──────── Records for processing ────────

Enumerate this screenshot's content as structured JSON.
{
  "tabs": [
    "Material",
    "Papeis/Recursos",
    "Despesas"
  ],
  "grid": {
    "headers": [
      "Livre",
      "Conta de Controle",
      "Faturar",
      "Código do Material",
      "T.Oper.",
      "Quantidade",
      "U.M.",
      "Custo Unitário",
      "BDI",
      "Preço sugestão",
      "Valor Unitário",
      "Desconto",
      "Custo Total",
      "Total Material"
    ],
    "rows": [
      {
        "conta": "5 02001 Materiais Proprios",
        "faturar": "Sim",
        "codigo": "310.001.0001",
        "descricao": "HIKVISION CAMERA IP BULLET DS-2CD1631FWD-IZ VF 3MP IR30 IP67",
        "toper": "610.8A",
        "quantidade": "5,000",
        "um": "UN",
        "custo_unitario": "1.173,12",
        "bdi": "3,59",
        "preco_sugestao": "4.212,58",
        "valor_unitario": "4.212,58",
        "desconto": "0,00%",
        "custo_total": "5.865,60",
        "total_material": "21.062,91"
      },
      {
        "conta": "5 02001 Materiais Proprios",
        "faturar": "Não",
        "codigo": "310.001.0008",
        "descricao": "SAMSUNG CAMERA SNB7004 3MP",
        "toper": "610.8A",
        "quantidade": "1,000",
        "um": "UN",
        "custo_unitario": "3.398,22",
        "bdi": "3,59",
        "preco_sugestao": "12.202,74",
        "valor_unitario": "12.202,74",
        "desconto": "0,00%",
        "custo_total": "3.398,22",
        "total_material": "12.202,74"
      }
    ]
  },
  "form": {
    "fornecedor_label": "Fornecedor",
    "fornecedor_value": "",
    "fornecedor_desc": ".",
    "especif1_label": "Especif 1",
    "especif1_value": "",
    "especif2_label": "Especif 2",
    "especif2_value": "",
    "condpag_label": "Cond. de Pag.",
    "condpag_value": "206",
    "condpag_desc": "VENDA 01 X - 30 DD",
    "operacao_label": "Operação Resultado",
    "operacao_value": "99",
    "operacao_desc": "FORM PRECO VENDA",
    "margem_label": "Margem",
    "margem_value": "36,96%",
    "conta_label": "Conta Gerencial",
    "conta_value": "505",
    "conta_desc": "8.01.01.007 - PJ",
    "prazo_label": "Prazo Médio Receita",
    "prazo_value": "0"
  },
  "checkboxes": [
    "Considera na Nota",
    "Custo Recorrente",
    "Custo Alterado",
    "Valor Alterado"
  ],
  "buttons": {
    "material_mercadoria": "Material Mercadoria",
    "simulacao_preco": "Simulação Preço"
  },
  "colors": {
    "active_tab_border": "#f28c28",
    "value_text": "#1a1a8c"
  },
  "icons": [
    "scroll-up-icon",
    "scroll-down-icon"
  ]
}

────────

→ Stated problem:
Return each entry from above without altering a single character.

→ Solved exercise:
Enumerate this screenshot's content as structured JSON.
{
  "tabs": [
    "Material",
    "Papeis/Recursos",
    "Despesas"
  ],
  "grid": {
    "headers": [
      "Livre",
      "Conta de Controle",
      "Faturar",
      "Código do Material",
      "T.Oper.",
      "Quantidade",
      "U.M.",
      "Custo Unitário",
      "BDI",
      "Preço sugestão",
      "Valor Unitário",
      "Desconto",
      "Custo Total",
      "Total Material"
    ],
    "rows": [
      {
        "conta": "5 02001 Materiais Proprios",
        "faturar": "Sim",
        "codigo": "310.001.0001",
        "descricao": "HIKVISION CAMERA IP BULLET DS-2CD1631FWD-IZ VF 3MP IR30 IP67",
        "toper": "610.8A",
        "quantidade": "5,000",
        "um": "UN",
        "custo_unitario": "1.173,12",
        "bdi": "3,59",
        "preco_sugestao": "4.212,58",
        "valor_unitario": "4.212,58",
        "desconto": "0,00%",
        "custo_total": "5.865,60",
        "total_material": "21.062,91"
      },
      {
        "conta": "5 02001 Materiais Proprios",
        "faturar": "Não",
        "codigo": "310.001.0008",
        "descricao": "SAMSUNG CAMERA SNB7004 3MP",
        "toper": "610.8A",
        "quantidade": "1,000",
        "um": "UN",
        "custo_unitario": "3.398,22",
        "bdi": "3,59",
        "preco_sugestao": "12.202,74",
        "valor_unitario": "12.202,74",
        "desconto": "0,00%",
        "custo_total": "3.398,22",
        "total_material": "12.202,74"
      }
    ]
  },
  "form": {
    "fornecedor_label": "Fornecedor",
    "fornecedor_value": "",
    "fornecedor_desc": ".",
    "especif1_label": "Especif 1",
    "especif1_value": "",
    "especif2_label": "Especif 2",
    "especif2_value": "",
    "condpag_label": "Cond. de Pag.",
    "condpag_value": "206",
    "condpag_desc": "VENDA 01 X - 30 DD",
    "operacao_label": "Operação Resultado",
    "operacao_value": "99",
    "operacao_desc": "FORM PRECO VENDA",
    "margem_label": "Margem",
    "margem_value": "36,96%",
    "conta_label": "Conta Gerencial",
    "conta_value": "505",
    "conta_desc": "8.01.01.007 - PJ",
    "prazo_label": "Prazo Médio Receita",
    "prazo_value": "0"
  },
  "checkboxes": [
    "Considera na Nota",
    "Custo Recorrente",
    "Custo Alterado",
    "Valor Alterado"
  ],
  "buttons": {
    "material_mercadoria": "Material Mercadoria",
    "simulacao_preco": "Simulação Preço"
  },
  "colors": {
    "active_tab_border": "#f28c28",
    "value_text": "#1a1a8c"
  },
  "icons": [
    "scroll-up-icon",
    "scroll-down-icon"
  ]
}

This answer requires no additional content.